** Start SOURCE RECORDS **
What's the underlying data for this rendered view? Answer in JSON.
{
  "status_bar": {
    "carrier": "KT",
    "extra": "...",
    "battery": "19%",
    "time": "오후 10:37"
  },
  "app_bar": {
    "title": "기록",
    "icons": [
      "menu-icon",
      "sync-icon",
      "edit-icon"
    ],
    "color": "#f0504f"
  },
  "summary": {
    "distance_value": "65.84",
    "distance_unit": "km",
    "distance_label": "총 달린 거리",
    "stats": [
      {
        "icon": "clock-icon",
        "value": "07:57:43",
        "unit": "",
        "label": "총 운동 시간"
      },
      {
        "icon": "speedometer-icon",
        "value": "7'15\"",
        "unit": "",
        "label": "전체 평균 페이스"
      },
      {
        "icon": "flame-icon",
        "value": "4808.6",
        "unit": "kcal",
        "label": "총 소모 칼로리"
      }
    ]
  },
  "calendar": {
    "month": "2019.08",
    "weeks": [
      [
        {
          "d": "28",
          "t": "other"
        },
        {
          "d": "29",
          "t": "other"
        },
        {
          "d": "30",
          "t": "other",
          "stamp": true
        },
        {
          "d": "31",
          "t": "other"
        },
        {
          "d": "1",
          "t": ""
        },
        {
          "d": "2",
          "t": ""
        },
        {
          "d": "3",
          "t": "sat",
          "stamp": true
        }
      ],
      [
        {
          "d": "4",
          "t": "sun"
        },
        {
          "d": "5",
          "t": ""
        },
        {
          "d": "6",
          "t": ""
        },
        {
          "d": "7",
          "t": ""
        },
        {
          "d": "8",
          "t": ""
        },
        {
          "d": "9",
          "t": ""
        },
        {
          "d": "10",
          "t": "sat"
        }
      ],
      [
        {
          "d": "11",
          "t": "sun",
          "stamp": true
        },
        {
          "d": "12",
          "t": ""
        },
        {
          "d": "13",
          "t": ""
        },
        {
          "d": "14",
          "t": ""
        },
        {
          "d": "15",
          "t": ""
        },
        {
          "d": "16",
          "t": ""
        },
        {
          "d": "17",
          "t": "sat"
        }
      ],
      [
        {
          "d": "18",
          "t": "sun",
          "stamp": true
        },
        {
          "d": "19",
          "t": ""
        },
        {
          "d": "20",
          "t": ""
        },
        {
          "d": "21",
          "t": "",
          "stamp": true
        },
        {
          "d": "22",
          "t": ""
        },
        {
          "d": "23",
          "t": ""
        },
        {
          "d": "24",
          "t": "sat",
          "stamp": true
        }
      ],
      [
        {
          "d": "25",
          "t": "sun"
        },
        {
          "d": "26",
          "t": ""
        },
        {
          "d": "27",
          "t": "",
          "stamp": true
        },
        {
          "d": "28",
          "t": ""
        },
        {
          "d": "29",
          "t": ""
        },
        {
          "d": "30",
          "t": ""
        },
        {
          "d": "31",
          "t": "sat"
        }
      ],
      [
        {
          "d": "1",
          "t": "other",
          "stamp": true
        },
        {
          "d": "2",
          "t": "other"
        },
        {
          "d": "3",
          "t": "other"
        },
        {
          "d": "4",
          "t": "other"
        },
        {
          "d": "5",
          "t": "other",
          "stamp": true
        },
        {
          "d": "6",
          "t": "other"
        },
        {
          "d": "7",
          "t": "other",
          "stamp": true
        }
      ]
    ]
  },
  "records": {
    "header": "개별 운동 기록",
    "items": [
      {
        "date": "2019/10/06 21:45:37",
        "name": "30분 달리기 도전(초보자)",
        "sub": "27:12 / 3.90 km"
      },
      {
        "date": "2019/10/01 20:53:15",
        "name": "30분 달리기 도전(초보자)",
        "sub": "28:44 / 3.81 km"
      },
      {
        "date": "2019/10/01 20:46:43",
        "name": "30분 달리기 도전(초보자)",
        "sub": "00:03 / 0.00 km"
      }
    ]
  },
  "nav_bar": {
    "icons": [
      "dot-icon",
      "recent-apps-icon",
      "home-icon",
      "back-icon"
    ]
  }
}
** End SOURCE RECORDS **
## [PROBLEM]
From the listing above, reproduce all the lines exactly.

## [WORKED ANSWER]
What's the underlying data for this rendered view? Answer in JSON.
{
  "status_bar": {
    "carrier": "KT",
    "extra": "...",
    "battery": "19%",
    "time": "오후 10:37"
  },
  "app_bar": {
    "title": "기록",
    "icons": [
      "menu-icon",
      "sync-icon",
      "edit-icon"
    ],
    "color": "#f0504f"
  },
  "summary": {
    "distance_value": "65.84",
    "distance_unit": "km",
    "distance_label": "총 달린 거리",
    "stats": [
      {
        "icon": "clock-icon",
        "value": "07:57:43",
        "unit": "",
        "label": "총 운동 시간"
      },
      {
        "icon": "speedometer-icon",
        "value": "7'15\"",
        "unit": "",
        "label": "전체 평균 페이스"
      },
      {
        "icon": "flame-icon",
        "value": "4808.6",
        "unit": "kcal",
        "label": "총 소모 칼로리"
      }
    ]
  },
  "calendar": {
    "month": "2019.08",
    "weeks": [
      [
        {
          "d": "28",
          "t": "other"
        },
        {
          "d": "29",
          "t": "other"
        },
        {
          "d": "30",
          "t": "other",
          "stamp": true
        },
        {
          "d": "31",
          "t": "other"
        },
        {
          "d": "1",
          "t": ""
        },
        {
          "d": "2",
          "t": ""
        },
        {
          "d": "3",
          "t": "sat",
          "stamp": true
        }
      ],
      [
        {
          "d": "4",
          "t": "sun"
        },
        {
          "d": "5",
          "t": ""
        },
        {
          "d": "6",
          "t": ""
        },
        {
          "d": "7",
          "t": ""
        },
        {
          "d": "8",
          "t": ""
        },
        {
          "d": "9",
          "t": ""
        },
        {
          "d": "10",
          "t": "sat"
        }
      ],
      [
        {
          "d": "11",
          "t": "sun",
          "stamp": true
        },
        {
          "d": "12",
          "t": ""
        },
        {
          "d": "13",
          "t": ""
        },
        {
          "d": "14",
          "t": ""
        },
        {
          "d": "15",
          "t": ""
        },
        {
          "d": "16",
          "t": ""
        },
        {
          "d": "17",
          "t": "sat"
        }
      ],
      [
        {
          "d": "18",
          "t": "sun",
          "stamp": true
        },
        {
          "d": "19",
          "t": ""
        },
        {
          "d": "20",
          "t": ""
        },
        {
          "d": "21",
          "t": "",
          "stamp": true
        },
        {
          "d": "22",
          "t": ""
        },
        {
          "d": "23",
          "t": ""
        },
        {
          "d": "24",
          "t": "sat",
          "stamp": true
        }
      ],
      [
        {
          "d": "25",
          "t": "sun"
        },
        {
          "d": "26",
          "t": ""
        },
        {
          "d": "27",
          "t": "",
          "stamp": true
        },
        {
          "d": "28",
          "t": ""
        },
        {
          "d": "29",
          "t": ""
        },
        {
          "d": "30",
          "t": ""
        },
        {
          "d": "31",
          "t": "sat"
        }
      ],
      [
        {
          "d": "1",
          "t": "other",
          "stamp": true
        },
        {
          "d": "2",
          "t": "other"
        },
        {
          "d": "3",
          "t": "other"
        },
        {
          "d": "4",
          "t": "other"
        },
        {
          "d": "5",
          "t": "other",
          "stamp": true
        },
        {
          "d": "6",
          "t": "other"
        },
        {
          "d": "7",
          "t": "other",
          "stamp": true
        }
      ]
    ]
  },
  "records": {
    "header": "개별 운동 기록",
    "items": [
      {
        "date": "2019/10/06 21:45:37",
        "name": "30분 달리기 도전(초보자)",
        "sub": "27:12 / 3.90 km"
      },
      {
        "date": "2019/10/01 20:53:15",
        "name": "30분 달리기 도전(초보자)",
        "sub": "28:44 / 3.81 km"
      },
      {
        "date": "2019/10/01 20:46:43",
        "name": "30분 달리기 도전(초보자)",
        "sub": "00:03 / 0.00 km"
      }
    ]
  },
  "nav_bar": {
    "icons": [
      "dot-icon",
      "recent-apps-icon",
      "home-icon",
      "back-icon"
    ]
  }
}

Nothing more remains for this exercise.